> [STATED TASK]: From the listing below, pull out every line where the string "蓬莱夜刃" appears.

Data records
++++++

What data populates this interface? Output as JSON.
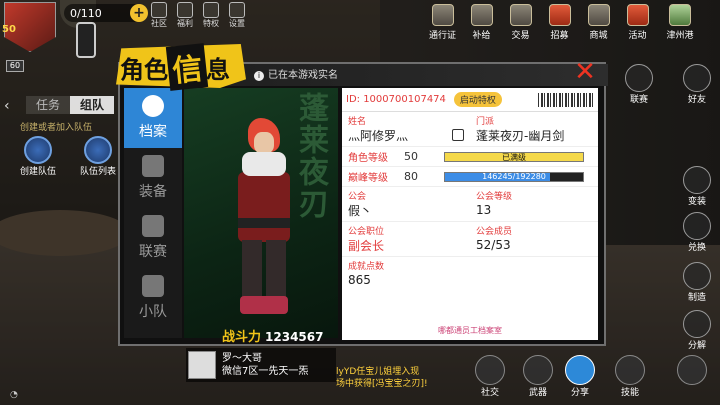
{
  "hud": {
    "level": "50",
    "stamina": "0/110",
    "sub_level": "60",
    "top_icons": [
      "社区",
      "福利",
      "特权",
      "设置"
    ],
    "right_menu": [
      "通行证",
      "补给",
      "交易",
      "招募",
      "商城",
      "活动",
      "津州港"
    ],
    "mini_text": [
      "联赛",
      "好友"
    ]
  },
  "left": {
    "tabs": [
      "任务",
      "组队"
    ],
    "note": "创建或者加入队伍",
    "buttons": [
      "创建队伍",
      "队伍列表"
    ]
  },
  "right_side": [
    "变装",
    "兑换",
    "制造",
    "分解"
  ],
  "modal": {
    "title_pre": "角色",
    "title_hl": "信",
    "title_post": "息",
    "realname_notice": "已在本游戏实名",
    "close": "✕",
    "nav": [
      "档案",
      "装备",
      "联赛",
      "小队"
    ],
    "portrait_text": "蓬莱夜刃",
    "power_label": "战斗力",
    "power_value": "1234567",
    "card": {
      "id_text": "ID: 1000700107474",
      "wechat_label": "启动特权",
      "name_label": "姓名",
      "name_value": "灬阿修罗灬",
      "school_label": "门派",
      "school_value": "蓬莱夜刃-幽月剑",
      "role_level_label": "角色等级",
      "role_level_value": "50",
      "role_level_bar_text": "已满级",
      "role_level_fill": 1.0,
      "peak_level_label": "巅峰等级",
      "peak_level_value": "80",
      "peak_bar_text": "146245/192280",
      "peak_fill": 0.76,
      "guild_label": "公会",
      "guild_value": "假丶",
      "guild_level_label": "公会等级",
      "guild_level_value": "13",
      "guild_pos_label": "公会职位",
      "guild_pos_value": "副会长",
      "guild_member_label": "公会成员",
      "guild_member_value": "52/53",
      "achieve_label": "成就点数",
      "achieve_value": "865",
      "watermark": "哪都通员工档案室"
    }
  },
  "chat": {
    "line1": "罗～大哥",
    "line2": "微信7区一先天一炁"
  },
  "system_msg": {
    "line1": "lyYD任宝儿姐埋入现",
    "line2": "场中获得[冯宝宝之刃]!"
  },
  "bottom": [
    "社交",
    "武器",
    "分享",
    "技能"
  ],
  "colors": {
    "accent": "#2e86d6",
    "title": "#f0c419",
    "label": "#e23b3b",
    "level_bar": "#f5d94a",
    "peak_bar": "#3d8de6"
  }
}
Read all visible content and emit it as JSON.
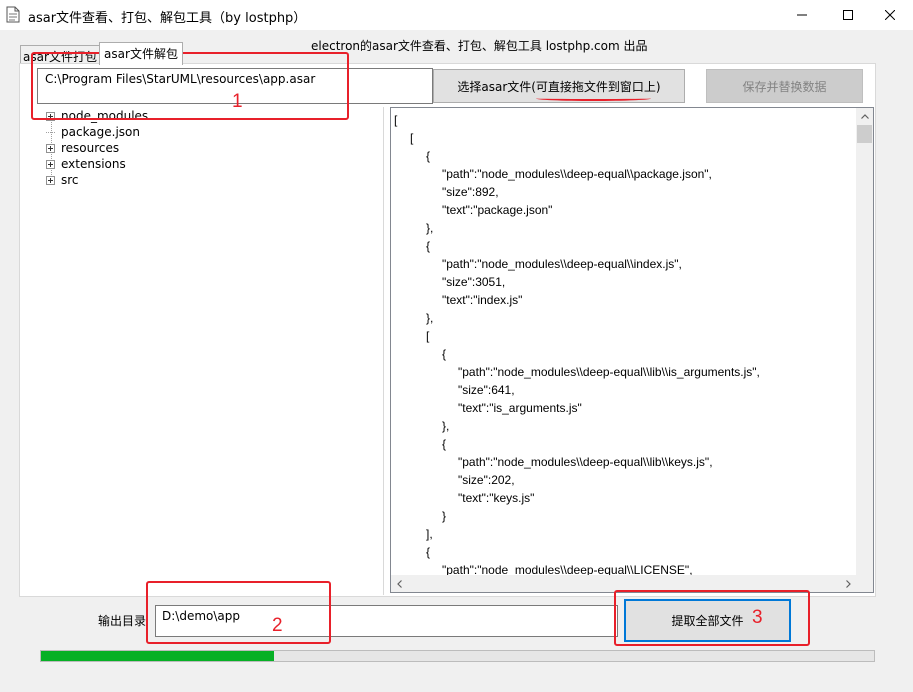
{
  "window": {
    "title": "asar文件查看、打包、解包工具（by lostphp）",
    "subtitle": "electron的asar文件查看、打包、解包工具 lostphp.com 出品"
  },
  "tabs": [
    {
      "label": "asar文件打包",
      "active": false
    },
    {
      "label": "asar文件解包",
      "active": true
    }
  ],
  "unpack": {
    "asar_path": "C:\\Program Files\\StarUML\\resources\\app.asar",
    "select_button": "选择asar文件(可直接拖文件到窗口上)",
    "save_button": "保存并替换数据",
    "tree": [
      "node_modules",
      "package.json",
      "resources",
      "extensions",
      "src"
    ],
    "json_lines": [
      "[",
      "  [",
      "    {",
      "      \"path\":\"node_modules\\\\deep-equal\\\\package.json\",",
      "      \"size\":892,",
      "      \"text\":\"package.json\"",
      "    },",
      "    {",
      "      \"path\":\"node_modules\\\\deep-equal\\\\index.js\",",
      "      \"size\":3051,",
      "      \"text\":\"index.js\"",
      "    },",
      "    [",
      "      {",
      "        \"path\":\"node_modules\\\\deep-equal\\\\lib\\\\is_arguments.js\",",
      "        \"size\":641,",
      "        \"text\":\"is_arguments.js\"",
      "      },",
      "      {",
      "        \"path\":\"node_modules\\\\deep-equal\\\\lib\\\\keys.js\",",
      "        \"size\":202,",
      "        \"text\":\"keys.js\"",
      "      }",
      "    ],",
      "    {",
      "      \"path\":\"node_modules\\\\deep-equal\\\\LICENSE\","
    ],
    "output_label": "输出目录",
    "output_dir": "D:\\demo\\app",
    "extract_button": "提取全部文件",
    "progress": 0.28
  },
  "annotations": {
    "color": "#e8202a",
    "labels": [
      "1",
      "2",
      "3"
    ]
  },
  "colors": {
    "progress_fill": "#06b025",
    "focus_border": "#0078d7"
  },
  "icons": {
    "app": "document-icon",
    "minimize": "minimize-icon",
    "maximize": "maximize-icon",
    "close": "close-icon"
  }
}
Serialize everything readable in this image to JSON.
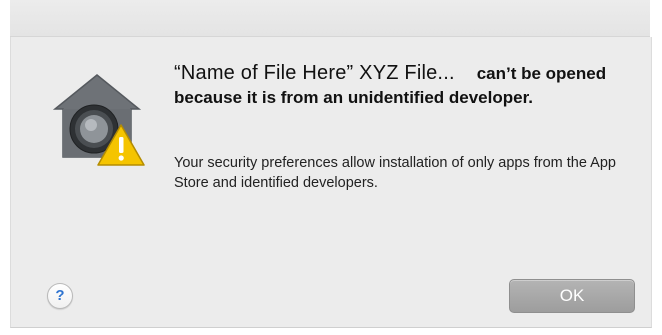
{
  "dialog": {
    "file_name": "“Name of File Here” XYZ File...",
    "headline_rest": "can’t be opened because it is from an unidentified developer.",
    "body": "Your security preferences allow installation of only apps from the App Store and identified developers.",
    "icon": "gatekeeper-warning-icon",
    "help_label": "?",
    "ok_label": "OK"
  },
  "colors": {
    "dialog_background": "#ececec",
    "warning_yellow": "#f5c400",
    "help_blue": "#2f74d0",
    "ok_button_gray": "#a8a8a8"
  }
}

++++++

> [PROBLEM SOLUTION]:
    "portrait_text": "蓬莱夜刃",
      "school_value": "蓬莱夜刃-幽月剑",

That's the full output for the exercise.